------ Data provided ------

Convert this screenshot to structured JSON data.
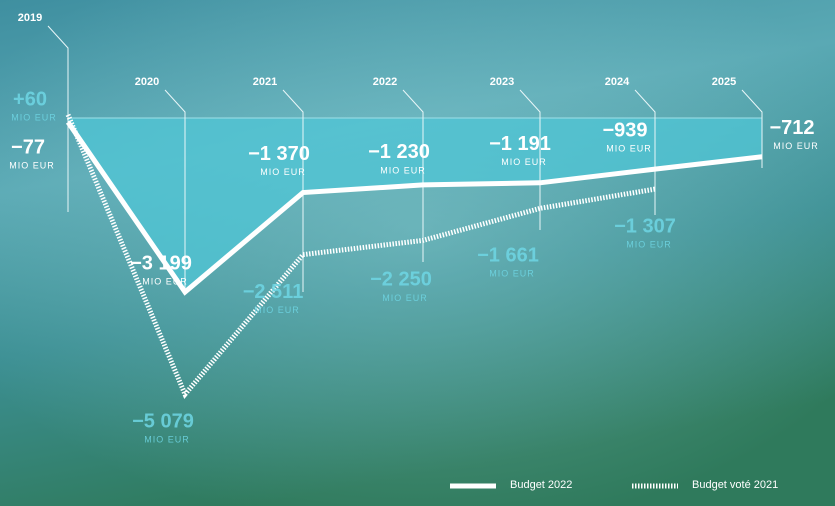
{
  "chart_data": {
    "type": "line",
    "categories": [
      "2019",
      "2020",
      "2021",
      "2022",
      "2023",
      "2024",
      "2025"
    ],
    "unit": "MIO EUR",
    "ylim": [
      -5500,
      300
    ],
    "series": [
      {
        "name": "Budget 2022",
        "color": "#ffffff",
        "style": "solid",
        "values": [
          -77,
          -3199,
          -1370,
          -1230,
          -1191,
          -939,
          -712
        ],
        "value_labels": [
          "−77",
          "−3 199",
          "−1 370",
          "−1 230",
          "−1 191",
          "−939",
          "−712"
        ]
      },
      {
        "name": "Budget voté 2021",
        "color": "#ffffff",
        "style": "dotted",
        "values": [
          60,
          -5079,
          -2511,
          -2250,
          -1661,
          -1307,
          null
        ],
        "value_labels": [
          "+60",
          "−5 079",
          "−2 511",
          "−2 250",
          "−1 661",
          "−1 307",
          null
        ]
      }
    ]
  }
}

------
------ Data provided ------

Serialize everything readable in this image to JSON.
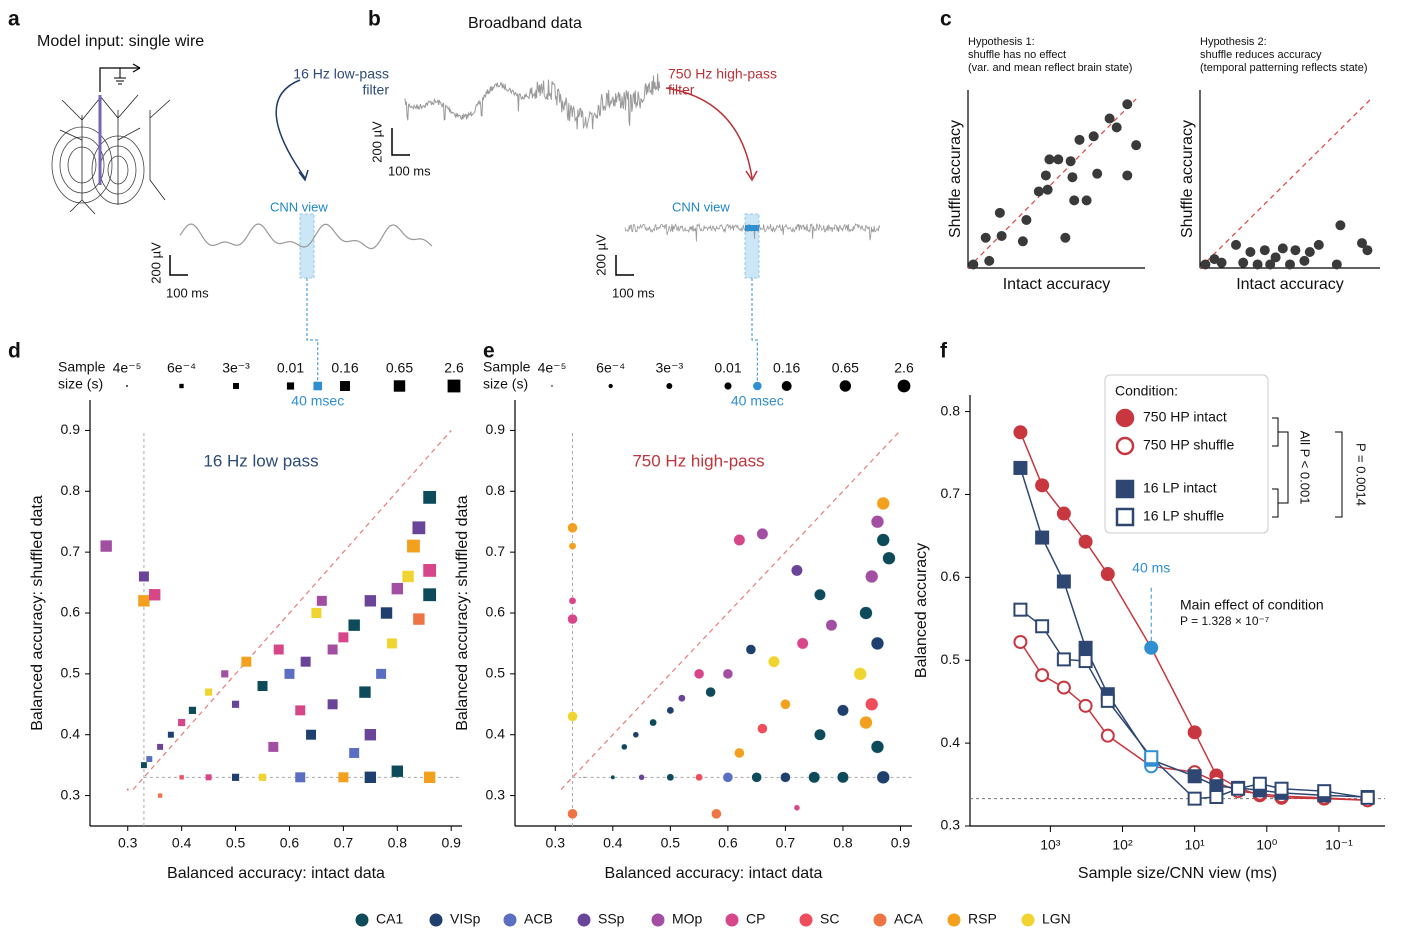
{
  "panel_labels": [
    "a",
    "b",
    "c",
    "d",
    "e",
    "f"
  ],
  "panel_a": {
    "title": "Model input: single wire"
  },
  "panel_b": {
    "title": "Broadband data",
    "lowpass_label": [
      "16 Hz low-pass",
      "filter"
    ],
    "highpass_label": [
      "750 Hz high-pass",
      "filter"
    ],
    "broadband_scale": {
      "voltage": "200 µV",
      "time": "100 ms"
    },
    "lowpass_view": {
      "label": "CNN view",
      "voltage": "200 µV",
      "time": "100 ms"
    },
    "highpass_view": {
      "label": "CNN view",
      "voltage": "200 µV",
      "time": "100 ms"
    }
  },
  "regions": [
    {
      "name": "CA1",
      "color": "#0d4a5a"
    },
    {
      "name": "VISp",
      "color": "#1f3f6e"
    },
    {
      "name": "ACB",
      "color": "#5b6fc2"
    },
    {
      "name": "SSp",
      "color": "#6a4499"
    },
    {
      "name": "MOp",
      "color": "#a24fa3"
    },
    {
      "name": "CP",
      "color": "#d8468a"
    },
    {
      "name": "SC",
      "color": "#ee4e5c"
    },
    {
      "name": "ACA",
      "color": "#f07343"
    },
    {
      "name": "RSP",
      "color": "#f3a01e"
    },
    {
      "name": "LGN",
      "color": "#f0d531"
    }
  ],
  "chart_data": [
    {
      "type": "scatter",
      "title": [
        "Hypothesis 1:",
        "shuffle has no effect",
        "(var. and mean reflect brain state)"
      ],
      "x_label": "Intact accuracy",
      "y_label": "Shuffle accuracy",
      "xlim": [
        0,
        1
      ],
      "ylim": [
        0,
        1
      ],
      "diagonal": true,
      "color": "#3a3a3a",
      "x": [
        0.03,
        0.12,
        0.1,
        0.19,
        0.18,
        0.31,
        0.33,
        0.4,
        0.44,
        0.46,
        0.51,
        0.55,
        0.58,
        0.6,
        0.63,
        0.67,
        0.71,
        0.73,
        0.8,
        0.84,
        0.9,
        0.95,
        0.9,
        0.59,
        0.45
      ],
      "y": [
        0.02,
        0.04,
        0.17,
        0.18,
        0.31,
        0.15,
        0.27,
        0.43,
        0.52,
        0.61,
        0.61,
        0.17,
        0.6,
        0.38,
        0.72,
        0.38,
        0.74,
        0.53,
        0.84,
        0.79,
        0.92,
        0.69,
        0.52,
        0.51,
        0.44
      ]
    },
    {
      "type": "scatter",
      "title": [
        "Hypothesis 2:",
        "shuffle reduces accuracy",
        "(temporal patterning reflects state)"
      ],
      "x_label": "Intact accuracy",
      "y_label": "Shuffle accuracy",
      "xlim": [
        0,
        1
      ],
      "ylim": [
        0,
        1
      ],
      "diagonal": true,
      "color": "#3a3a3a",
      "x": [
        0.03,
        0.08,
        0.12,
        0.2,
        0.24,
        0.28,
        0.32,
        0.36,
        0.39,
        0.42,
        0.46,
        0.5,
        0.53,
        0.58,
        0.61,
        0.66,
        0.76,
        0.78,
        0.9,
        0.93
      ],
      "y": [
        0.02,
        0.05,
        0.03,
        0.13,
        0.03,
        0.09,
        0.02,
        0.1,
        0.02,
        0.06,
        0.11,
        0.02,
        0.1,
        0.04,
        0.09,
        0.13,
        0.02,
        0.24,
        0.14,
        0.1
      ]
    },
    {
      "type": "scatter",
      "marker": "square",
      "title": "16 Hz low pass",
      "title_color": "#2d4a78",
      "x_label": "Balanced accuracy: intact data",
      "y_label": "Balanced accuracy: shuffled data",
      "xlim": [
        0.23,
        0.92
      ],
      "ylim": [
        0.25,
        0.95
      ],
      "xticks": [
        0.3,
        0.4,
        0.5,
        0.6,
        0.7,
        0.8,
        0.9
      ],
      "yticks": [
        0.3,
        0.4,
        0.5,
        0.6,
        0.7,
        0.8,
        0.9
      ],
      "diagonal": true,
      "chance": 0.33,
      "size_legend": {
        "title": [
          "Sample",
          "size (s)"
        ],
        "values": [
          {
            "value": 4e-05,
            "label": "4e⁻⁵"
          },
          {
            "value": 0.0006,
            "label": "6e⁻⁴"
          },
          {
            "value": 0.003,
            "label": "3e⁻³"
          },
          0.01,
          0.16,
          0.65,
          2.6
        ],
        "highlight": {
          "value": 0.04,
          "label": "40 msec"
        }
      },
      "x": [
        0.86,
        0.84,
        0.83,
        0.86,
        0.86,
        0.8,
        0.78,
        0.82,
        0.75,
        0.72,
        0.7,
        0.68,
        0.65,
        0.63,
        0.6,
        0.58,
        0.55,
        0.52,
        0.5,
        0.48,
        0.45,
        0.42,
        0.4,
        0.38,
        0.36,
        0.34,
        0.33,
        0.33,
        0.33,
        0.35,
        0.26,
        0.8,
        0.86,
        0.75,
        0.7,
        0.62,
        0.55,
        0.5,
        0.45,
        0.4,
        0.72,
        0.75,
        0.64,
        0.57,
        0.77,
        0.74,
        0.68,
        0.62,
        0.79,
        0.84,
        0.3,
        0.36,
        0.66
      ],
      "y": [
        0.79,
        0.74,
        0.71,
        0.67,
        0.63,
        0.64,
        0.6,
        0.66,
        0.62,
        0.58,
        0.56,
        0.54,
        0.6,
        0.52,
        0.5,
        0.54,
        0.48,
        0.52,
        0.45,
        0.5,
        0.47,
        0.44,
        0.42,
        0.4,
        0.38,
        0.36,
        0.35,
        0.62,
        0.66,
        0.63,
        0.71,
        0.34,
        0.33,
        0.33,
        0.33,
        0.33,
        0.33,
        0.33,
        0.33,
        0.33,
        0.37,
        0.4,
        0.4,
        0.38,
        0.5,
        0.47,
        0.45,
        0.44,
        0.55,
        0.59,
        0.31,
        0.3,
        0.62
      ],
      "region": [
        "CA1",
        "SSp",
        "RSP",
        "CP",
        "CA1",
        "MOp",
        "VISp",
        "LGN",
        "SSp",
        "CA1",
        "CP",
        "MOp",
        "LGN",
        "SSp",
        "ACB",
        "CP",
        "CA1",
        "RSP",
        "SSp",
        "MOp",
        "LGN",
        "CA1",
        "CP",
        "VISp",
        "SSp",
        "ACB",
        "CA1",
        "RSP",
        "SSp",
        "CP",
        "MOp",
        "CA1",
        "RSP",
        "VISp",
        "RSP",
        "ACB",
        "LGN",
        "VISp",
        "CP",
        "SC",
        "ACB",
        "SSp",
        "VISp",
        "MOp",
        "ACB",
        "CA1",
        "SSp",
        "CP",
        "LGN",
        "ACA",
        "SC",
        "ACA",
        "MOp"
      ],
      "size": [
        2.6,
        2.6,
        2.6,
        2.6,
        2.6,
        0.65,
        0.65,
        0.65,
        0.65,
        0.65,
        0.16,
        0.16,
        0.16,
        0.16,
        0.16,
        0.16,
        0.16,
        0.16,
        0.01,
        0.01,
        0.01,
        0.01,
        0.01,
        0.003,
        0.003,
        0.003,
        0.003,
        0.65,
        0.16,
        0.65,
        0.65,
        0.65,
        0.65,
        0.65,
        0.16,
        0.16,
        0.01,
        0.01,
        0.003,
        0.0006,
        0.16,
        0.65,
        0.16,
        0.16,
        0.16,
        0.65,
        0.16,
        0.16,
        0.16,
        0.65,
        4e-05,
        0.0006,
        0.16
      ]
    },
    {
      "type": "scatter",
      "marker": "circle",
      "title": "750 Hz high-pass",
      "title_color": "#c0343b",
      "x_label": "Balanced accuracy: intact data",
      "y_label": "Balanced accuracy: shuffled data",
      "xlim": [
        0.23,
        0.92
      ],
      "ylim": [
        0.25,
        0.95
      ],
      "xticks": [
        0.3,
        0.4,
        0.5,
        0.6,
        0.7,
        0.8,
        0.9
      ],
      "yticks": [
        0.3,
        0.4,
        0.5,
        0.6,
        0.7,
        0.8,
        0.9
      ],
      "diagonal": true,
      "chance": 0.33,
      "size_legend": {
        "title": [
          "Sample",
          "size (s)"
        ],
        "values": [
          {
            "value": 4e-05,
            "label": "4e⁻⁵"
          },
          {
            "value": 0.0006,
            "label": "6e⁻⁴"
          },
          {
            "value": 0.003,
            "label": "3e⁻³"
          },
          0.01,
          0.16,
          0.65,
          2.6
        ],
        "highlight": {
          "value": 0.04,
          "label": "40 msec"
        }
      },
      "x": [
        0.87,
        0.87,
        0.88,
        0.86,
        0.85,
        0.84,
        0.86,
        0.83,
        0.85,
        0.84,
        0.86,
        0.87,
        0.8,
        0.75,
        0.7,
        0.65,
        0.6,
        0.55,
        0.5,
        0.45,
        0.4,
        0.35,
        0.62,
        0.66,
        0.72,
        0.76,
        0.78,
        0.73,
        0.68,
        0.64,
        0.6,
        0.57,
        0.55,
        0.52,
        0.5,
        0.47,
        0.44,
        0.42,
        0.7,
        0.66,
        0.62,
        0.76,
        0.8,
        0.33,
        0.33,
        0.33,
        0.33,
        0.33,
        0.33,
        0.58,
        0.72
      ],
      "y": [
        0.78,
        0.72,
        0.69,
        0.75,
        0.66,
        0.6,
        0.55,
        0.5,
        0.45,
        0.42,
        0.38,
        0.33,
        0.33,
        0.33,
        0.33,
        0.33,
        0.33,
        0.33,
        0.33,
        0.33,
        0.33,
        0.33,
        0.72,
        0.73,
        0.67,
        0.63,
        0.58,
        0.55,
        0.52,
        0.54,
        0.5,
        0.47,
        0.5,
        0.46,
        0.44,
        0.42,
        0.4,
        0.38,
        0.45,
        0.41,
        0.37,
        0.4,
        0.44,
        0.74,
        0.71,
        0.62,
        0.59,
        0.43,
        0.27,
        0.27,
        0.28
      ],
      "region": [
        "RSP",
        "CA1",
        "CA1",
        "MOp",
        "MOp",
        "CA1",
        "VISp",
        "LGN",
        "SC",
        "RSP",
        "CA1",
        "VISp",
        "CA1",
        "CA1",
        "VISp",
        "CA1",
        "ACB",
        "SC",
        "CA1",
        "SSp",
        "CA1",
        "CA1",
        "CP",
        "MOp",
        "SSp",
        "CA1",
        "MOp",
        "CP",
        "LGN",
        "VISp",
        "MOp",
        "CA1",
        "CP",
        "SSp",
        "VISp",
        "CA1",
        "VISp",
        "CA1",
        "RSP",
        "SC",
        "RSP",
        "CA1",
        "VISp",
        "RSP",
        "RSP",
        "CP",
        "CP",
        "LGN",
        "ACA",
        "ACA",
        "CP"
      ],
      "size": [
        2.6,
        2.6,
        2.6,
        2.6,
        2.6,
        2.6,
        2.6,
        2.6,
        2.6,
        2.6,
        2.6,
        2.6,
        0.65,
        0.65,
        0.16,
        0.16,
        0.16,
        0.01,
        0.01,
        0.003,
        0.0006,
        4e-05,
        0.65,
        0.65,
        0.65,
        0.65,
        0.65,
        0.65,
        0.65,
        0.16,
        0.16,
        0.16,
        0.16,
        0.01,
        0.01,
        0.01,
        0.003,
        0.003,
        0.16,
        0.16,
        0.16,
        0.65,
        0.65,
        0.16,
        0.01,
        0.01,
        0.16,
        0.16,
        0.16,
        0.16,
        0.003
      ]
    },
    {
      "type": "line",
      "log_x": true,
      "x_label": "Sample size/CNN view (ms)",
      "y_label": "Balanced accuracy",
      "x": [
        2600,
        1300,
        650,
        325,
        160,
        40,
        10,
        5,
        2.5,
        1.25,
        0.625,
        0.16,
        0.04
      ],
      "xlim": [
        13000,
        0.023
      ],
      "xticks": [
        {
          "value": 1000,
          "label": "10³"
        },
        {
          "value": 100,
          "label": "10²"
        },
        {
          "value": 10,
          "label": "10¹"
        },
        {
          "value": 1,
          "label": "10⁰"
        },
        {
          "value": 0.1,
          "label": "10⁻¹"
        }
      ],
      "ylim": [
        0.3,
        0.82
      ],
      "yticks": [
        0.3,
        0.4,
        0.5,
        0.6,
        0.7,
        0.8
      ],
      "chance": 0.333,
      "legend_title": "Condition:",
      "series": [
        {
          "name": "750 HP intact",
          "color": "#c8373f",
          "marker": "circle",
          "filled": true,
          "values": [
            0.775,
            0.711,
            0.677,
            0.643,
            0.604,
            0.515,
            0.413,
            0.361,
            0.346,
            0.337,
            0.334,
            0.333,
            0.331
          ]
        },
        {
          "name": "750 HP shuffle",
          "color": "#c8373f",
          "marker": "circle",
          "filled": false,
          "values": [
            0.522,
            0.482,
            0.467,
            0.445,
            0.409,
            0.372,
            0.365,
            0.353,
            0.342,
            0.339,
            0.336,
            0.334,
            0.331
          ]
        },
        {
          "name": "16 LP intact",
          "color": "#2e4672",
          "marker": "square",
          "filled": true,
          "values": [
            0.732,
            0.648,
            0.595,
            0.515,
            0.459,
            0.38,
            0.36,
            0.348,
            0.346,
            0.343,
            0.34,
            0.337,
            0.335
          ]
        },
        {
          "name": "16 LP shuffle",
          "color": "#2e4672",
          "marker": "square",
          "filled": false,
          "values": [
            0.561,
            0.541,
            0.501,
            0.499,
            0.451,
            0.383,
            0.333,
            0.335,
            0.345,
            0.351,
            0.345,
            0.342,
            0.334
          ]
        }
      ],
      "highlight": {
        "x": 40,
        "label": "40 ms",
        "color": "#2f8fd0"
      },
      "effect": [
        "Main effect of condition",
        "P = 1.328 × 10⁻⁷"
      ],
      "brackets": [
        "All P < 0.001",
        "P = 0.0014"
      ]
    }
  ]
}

------
------ Data provided ------

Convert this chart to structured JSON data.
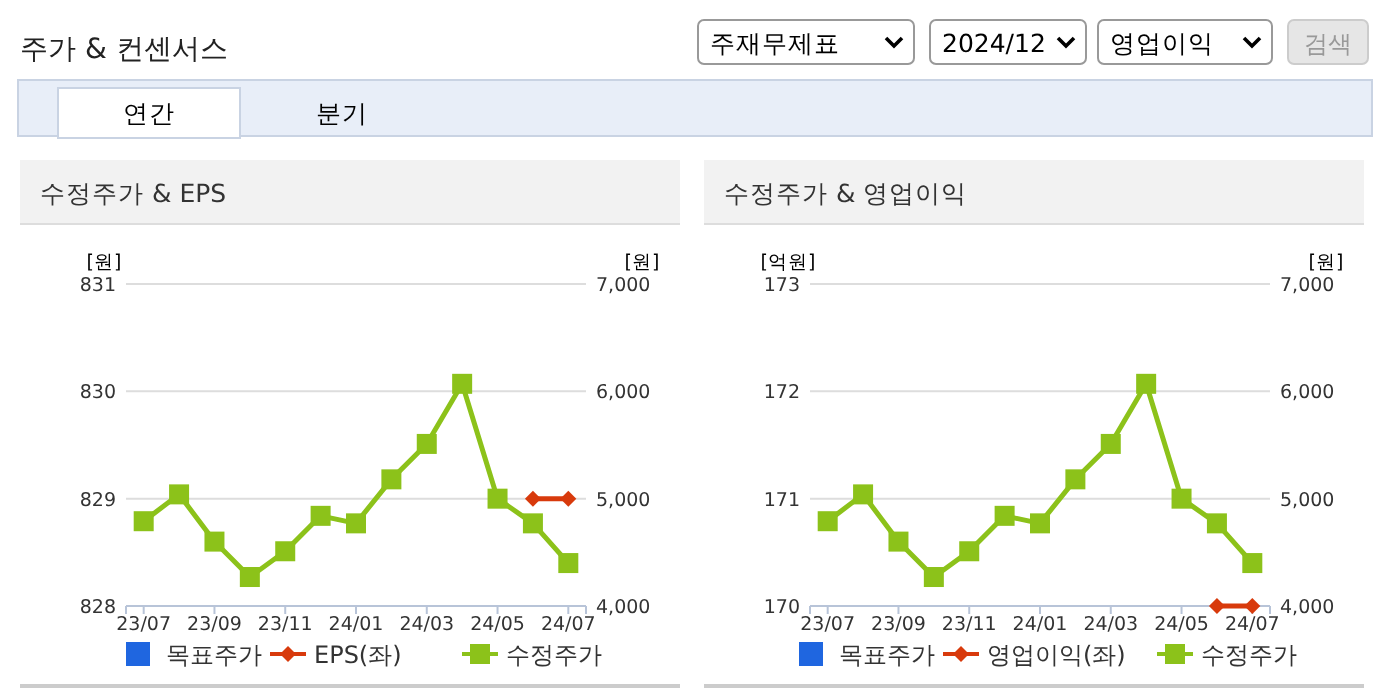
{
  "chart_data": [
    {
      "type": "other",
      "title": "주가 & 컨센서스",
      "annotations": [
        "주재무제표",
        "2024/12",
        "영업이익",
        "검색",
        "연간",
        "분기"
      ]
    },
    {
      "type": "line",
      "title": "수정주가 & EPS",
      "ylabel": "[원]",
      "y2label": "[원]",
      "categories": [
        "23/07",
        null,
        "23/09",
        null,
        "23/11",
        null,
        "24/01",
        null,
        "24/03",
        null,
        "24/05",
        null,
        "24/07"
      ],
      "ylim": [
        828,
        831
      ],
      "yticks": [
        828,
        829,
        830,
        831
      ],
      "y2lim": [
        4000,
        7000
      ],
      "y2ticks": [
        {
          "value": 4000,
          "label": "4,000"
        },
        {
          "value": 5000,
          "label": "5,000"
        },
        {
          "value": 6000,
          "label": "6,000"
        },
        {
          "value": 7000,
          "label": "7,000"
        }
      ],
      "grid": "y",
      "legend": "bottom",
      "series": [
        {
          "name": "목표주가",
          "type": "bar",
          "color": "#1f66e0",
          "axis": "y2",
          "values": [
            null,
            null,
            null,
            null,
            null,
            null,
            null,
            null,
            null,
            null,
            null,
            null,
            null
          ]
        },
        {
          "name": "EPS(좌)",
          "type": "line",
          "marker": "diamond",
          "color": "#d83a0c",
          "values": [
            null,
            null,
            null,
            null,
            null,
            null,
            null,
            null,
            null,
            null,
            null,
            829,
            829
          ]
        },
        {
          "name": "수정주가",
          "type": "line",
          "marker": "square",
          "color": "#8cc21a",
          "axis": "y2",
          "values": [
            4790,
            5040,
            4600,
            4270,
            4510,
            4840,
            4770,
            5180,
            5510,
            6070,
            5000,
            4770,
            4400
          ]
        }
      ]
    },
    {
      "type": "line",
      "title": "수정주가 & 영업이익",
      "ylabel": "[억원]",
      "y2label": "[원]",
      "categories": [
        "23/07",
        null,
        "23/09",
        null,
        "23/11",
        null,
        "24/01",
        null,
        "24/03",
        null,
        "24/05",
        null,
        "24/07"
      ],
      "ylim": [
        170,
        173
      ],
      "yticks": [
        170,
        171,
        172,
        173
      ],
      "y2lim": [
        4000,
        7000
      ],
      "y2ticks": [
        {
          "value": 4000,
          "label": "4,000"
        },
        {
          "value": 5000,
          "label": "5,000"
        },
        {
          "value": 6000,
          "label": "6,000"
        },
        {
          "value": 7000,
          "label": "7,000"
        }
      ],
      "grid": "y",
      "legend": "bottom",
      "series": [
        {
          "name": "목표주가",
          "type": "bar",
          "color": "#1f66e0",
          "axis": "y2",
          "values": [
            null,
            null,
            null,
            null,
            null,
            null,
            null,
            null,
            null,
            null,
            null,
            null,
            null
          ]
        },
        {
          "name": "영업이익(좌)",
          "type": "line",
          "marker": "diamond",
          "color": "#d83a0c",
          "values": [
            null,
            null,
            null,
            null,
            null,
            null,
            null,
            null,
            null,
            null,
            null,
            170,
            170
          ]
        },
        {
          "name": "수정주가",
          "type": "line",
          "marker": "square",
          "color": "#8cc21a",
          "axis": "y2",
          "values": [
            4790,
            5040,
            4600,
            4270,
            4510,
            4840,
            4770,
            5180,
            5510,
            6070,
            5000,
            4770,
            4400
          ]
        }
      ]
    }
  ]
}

------

Filter the listing above for the string "Budget" and copy every matching line.

● **Exercise answer**:
        "name": "Budget 2022",
        "name": "Budget voté 2021",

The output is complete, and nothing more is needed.